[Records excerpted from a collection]
>>

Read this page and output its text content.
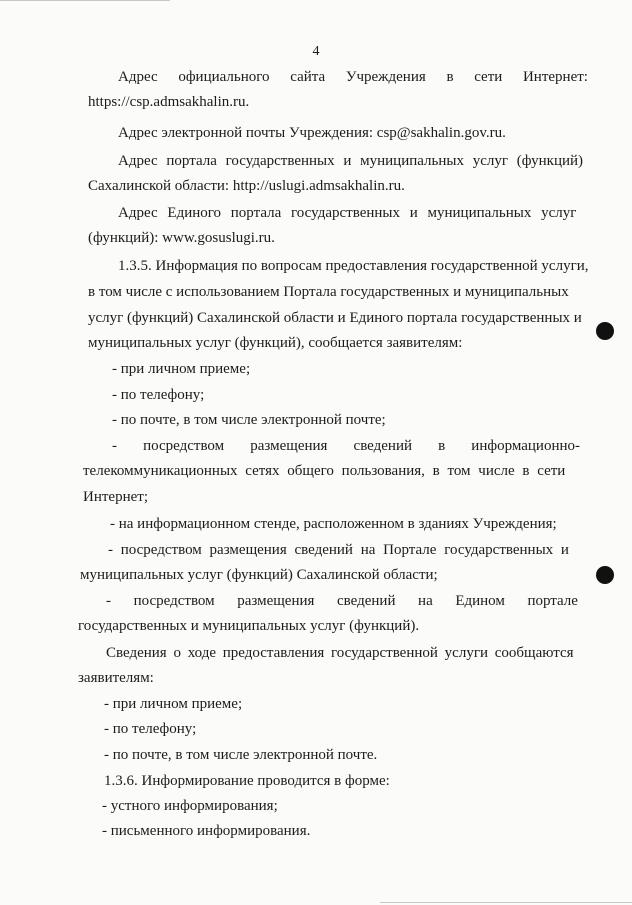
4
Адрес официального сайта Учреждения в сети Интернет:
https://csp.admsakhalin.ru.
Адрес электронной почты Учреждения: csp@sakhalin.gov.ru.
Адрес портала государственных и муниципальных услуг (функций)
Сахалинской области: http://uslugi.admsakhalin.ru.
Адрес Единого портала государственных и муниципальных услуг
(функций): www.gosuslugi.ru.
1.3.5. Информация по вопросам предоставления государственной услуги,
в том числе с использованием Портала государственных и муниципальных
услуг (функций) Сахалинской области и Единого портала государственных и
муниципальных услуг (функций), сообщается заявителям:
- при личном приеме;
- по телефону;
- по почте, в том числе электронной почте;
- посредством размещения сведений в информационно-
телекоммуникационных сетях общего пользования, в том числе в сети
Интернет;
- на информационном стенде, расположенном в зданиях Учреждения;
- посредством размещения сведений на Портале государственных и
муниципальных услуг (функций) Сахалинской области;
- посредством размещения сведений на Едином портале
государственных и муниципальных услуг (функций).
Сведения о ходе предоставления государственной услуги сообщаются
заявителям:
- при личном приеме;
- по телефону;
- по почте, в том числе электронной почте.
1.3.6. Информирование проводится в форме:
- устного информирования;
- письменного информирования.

<<

• **Work required**
In the entries above, some lines may contain the string "предоставления"; report how many, without additional comment.

• **Answer to this exercise**
2